§ Aim:
Go through the data below and gather each line containing "Teting".

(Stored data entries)
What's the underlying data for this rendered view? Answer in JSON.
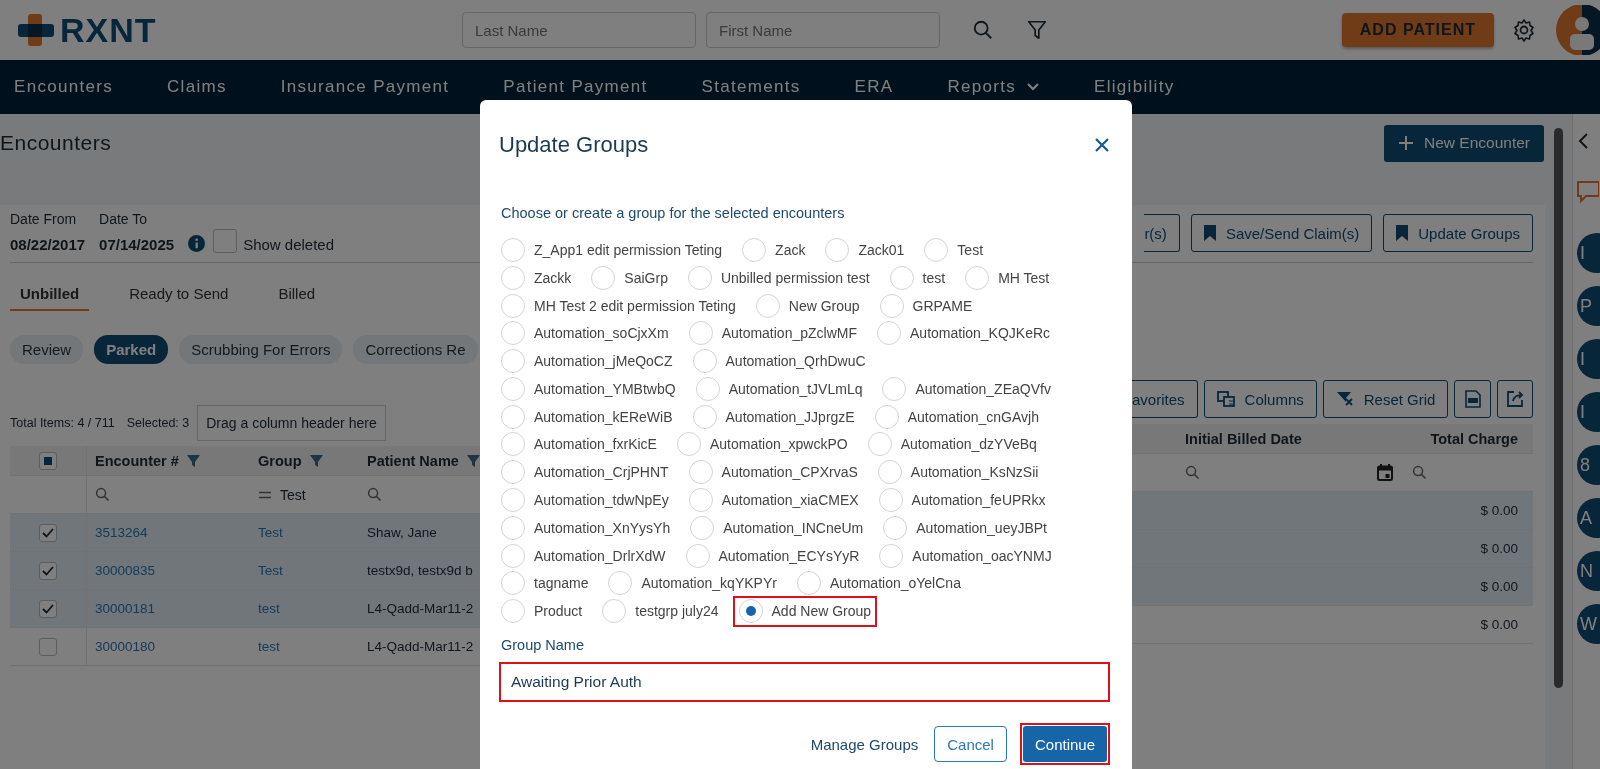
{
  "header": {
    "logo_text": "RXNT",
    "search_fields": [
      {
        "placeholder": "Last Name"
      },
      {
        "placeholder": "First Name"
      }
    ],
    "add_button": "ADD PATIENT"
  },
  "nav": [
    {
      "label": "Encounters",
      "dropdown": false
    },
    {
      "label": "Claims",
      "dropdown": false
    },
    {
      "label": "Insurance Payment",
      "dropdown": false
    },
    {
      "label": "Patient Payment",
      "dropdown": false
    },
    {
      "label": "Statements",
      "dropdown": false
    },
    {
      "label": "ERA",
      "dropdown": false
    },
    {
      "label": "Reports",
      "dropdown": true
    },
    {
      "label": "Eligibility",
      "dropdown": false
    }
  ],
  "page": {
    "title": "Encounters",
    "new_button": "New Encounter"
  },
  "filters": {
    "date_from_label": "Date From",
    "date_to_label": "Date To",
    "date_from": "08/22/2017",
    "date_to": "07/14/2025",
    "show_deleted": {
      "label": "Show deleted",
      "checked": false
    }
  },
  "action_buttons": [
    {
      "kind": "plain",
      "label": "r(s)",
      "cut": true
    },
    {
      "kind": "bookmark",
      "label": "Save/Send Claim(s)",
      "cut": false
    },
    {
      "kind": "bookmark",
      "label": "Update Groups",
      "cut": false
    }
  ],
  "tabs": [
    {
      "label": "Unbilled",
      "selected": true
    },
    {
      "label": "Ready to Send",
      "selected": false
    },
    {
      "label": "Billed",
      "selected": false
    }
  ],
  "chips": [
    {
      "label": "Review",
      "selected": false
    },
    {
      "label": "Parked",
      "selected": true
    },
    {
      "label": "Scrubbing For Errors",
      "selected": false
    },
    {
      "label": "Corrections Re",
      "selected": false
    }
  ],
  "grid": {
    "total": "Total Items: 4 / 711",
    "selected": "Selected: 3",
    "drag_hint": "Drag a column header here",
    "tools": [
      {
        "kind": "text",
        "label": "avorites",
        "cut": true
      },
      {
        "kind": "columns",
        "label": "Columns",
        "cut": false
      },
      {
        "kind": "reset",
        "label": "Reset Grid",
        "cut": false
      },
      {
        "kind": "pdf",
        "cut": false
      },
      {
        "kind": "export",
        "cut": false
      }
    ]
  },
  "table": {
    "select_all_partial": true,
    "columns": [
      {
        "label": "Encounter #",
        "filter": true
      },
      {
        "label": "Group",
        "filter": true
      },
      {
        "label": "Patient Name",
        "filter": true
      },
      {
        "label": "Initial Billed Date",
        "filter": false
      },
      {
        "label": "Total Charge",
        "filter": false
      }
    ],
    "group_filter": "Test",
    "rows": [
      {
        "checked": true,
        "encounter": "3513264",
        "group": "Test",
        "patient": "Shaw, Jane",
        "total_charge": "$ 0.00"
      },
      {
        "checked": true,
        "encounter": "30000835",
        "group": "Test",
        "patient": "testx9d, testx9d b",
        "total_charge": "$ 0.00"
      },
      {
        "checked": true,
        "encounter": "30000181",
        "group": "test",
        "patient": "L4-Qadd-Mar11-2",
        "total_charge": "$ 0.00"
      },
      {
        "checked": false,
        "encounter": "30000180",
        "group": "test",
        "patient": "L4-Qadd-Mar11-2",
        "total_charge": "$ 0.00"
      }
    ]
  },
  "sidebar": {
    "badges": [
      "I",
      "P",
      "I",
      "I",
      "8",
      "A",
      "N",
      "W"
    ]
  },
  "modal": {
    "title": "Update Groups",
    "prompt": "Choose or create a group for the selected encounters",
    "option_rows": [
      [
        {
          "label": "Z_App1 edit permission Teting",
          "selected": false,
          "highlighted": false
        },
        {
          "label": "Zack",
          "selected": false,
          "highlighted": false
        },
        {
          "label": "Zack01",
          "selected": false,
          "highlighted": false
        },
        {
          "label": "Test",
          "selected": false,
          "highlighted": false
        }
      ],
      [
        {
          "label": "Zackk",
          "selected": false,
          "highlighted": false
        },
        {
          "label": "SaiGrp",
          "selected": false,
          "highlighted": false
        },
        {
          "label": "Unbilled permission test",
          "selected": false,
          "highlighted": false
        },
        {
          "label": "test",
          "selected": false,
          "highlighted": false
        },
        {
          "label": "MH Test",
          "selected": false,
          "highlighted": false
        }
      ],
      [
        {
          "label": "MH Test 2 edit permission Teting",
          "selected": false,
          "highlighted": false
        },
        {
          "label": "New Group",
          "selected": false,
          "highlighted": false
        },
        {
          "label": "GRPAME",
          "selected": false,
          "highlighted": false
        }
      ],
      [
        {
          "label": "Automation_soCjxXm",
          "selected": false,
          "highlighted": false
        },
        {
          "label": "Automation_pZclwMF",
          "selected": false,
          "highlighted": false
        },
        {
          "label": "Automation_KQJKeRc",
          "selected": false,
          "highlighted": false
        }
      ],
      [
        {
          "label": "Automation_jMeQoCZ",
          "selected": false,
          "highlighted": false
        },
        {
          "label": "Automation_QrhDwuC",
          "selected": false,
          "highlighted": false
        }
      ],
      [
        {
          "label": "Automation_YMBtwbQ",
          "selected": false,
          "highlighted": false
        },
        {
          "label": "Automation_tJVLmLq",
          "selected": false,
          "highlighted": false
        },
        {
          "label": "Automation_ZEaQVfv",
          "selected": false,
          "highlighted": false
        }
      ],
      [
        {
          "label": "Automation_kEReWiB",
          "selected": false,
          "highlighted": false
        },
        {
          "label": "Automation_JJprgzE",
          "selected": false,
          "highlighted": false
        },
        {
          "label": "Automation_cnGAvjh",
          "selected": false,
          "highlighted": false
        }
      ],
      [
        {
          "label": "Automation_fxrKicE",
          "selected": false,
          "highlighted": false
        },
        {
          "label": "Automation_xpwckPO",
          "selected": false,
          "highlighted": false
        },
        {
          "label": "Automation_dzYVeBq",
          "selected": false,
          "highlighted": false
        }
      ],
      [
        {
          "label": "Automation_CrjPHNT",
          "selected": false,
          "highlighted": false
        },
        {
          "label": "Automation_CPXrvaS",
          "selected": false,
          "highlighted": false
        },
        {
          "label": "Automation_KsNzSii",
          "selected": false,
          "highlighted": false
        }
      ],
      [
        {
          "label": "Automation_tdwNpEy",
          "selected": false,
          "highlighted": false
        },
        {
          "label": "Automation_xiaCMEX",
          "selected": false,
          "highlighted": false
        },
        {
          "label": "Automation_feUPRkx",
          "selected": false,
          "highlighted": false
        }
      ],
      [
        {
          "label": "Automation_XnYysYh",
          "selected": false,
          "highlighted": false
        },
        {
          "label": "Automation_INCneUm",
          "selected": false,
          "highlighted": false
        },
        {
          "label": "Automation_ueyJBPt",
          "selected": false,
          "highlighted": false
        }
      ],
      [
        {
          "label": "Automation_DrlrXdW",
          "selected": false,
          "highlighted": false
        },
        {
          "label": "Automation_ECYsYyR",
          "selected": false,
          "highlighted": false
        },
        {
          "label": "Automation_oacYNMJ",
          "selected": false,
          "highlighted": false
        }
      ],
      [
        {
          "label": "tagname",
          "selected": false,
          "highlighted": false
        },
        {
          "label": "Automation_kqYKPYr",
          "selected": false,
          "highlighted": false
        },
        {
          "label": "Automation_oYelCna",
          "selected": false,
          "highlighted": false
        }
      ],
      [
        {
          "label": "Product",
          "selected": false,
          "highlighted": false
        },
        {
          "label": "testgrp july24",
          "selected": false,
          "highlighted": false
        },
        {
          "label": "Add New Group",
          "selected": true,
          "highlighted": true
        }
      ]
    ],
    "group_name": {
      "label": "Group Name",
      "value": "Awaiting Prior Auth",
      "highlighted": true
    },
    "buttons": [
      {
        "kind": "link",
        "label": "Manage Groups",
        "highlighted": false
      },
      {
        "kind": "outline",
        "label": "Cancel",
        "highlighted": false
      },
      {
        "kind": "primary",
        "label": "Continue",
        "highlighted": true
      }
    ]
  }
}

§ Solved problem:
          "label": "Z_App1 edit permission Teting",
          "label": "MH Test 2 edit permission Teting",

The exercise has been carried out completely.